[INPUT MATERIAL]
----------
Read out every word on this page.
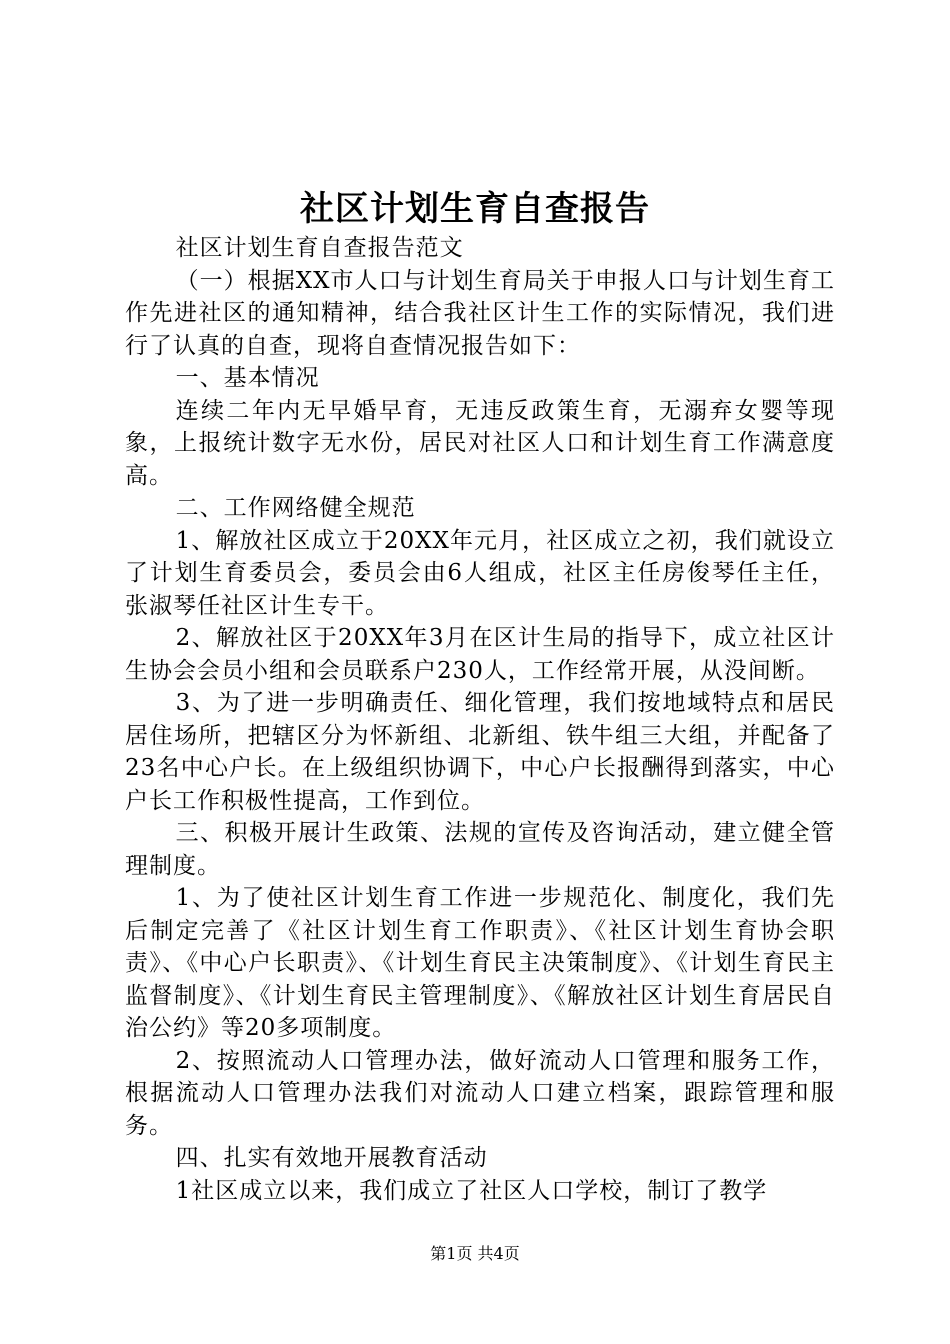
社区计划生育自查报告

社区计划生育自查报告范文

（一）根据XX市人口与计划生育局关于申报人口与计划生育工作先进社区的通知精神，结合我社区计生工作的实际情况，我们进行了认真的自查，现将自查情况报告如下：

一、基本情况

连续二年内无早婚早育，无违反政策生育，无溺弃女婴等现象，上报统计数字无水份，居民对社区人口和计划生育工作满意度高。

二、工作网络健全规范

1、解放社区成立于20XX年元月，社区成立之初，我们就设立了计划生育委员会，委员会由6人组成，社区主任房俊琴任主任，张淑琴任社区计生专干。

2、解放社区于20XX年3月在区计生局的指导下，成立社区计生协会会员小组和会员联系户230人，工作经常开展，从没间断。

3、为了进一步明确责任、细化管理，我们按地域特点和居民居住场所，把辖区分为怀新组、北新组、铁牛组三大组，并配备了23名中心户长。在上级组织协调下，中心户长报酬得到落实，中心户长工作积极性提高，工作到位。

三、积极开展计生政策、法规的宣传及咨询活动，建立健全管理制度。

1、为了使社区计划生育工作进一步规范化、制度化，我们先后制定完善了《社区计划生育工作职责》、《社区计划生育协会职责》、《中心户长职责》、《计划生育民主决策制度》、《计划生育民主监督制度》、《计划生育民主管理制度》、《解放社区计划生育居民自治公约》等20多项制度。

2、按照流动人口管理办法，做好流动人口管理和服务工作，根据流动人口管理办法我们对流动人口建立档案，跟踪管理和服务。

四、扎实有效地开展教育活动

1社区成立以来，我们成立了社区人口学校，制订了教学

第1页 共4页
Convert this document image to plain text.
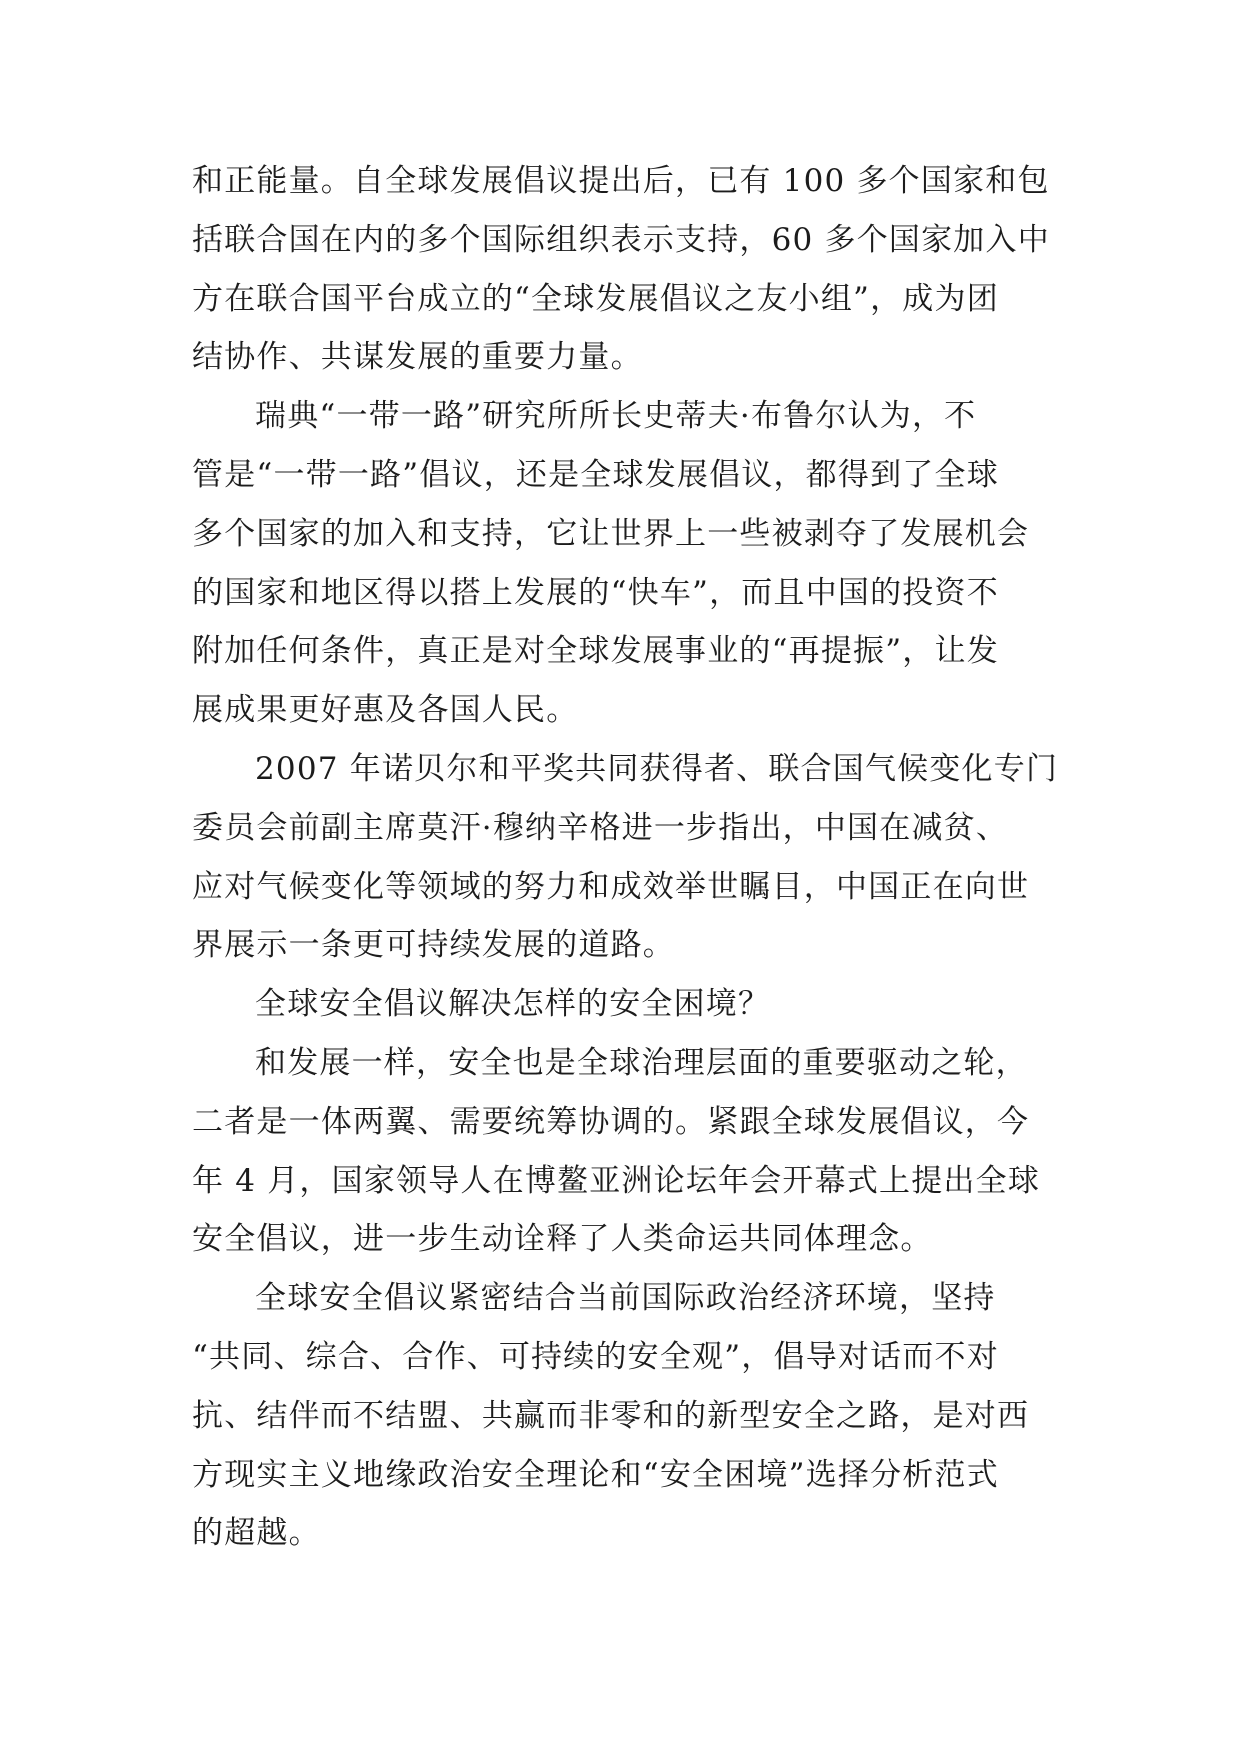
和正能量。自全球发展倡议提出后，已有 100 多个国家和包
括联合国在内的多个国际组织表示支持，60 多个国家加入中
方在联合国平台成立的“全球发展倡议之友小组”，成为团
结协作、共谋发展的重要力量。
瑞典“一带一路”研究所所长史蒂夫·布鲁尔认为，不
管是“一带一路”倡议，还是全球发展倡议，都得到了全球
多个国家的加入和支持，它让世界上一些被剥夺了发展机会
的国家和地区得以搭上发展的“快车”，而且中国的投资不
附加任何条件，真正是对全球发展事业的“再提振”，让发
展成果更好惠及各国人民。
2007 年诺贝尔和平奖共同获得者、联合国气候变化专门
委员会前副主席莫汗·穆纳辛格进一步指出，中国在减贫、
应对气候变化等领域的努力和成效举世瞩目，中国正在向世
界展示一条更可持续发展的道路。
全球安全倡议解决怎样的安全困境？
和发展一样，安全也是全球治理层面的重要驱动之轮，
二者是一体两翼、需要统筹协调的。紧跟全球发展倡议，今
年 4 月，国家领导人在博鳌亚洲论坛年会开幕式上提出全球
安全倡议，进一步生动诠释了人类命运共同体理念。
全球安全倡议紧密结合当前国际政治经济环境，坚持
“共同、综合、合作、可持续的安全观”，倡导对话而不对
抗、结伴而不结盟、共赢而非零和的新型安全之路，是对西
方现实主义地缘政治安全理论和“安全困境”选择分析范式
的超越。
----------
[STATED EXERCISE] Copy only the lines running from the one that holds "Convert this document image to plain text." through the last line of the data, and include both of those lines. Do not copy any pictures.

[ANSWER TO THE PROBLEM]
Convert this document image to plain text.
和正能量。自全球发展倡议提出后，已有 100 多个国家和包
括联合国在内的多个国际组织表示支持，60 多个国家加入中
方在联合国平台成立的“全球发展倡议之友小组”，成为团
结协作、共谋发展的重要力量。
瑞典“一带一路”研究所所长史蒂夫·布鲁尔认为，不
管是“一带一路”倡议，还是全球发展倡议，都得到了全球
多个国家的加入和支持，它让世界上一些被剥夺了发展机会
的国家和地区得以搭上发展的“快车”，而且中国的投资不
附加任何条件，真正是对全球发展事业的“再提振”，让发
展成果更好惠及各国人民。
2007 年诺贝尔和平奖共同获得者、联合国气候变化专门
委员会前副主席莫汗·穆纳辛格进一步指出，中国在减贫、
应对气候变化等领域的努力和成效举世瞩目，中国正在向世
界展示一条更可持续发展的道路。
全球安全倡议解决怎样的安全困境？
和发展一样，安全也是全球治理层面的重要驱动之轮，
二者是一体两翼、需要统筹协调的。紧跟全球发展倡议，今
年 4 月，国家领导人在博鳌亚洲论坛年会开幕式上提出全球
安全倡议，进一步生动诠释了人类命运共同体理念。
全球安全倡议紧密结合当前国际政治经济环境，坚持
“共同、综合、合作、可持续的安全观”，倡导对话而不对
抗、结伴而不结盟、共赢而非零和的新型安全之路，是对西
方现实主义地缘政治安全理论和“安全困境”选择分析范式
的超越。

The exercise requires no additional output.